(Stored entries)
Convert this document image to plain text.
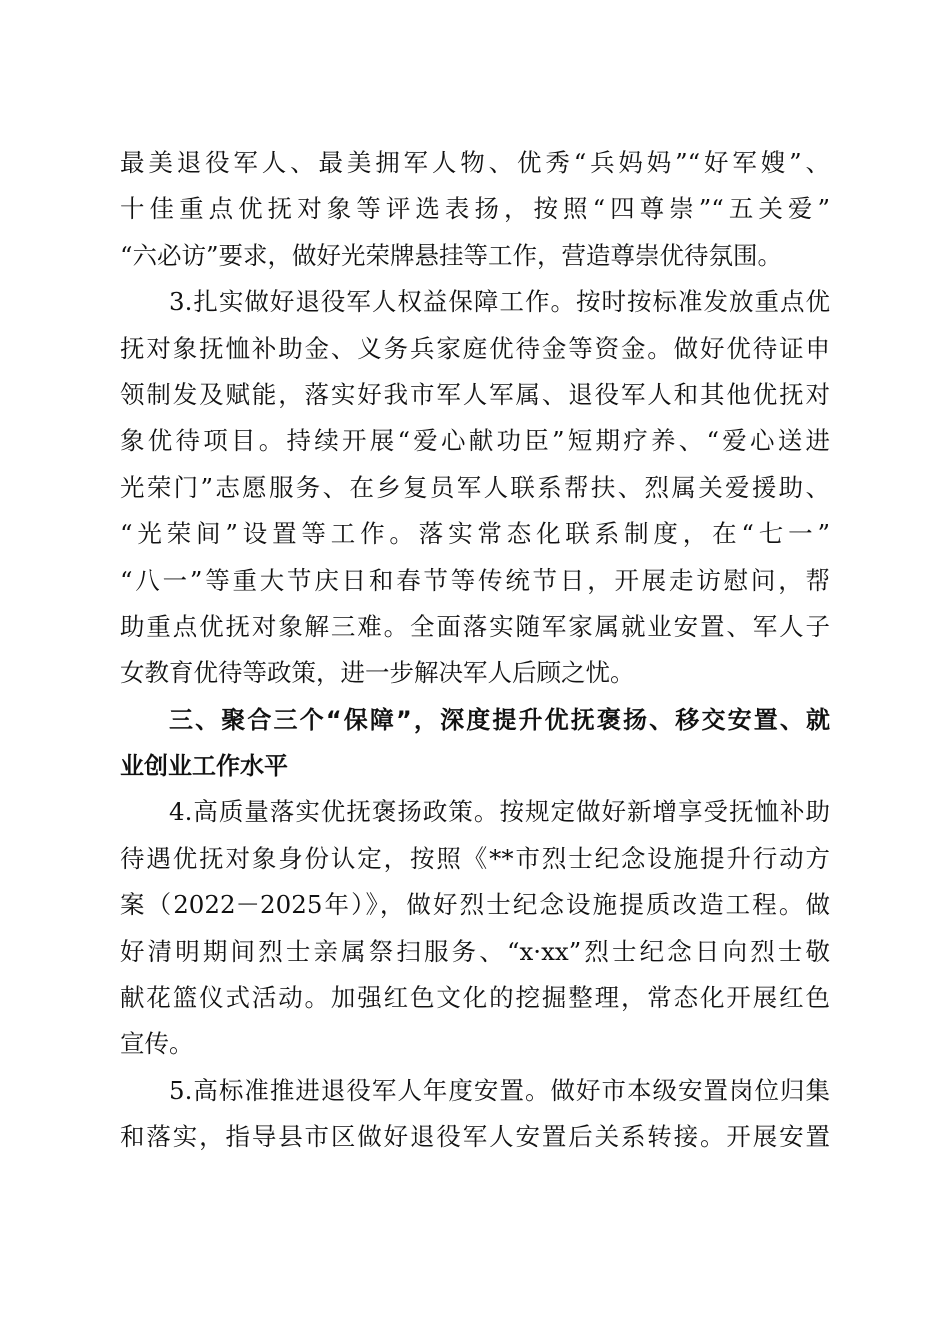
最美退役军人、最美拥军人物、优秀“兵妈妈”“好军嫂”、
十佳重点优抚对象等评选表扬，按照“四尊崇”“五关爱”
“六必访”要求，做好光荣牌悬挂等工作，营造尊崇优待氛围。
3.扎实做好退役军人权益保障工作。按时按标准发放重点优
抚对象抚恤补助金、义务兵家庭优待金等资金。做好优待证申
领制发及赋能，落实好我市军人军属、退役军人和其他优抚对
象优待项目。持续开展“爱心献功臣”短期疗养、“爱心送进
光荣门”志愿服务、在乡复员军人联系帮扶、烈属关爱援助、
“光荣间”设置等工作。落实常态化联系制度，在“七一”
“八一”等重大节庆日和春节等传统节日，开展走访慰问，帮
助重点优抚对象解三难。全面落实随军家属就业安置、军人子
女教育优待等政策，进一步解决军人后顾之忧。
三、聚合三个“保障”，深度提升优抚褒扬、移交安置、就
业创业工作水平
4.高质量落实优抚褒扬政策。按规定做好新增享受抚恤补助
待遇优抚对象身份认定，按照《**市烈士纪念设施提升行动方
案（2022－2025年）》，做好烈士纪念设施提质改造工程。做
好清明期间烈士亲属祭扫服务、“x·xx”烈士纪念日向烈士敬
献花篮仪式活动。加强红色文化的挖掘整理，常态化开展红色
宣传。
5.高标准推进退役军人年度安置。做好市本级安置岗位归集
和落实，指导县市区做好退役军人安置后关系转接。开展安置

§ **Problem requirements**
Give the material again exactly as it is, but keep the pictures out.

§ **Solution below**
Convert this document image to plain text.
最美退役军人、最美拥军人物、优秀“兵妈妈”“好军嫂”、
十佳重点优抚对象等评选表扬，按照“四尊崇”“五关爱”
“六必访”要求，做好光荣牌悬挂等工作，营造尊崇优待氛围。
3.扎实做好退役军人权益保障工作。按时按标准发放重点优
抚对象抚恤补助金、义务兵家庭优待金等资金。做好优待证申
领制发及赋能，落实好我市军人军属、退役军人和其他优抚对
象优待项目。持续开展“爱心献功臣”短期疗养、“爱心送进
光荣门”志愿服务、在乡复员军人联系帮扶、烈属关爱援助、
“光荣间”设置等工作。落实常态化联系制度，在“七一”
“八一”等重大节庆日和春节等传统节日，开展走访慰问，帮
助重点优抚对象解三难。全面落实随军家属就业安置、军人子
女教育优待等政策，进一步解决军人后顾之忧。
三、聚合三个“保障”，深度提升优抚褒扬、移交安置、就
业创业工作水平
4.高质量落实优抚褒扬政策。按规定做好新增享受抚恤补助
待遇优抚对象身份认定，按照《**市烈士纪念设施提升行动方
案（2022－2025年）》，做好烈士纪念设施提质改造工程。做
好清明期间烈士亲属祭扫服务、“x·xx”烈士纪念日向烈士敬
献花篮仪式活动。加强红色文化的挖掘整理，常态化开展红色
宣传。
5.高标准推进退役军人年度安置。做好市本级安置岗位归集
和落实，指导县市区做好退役军人安置后关系转接。开展安置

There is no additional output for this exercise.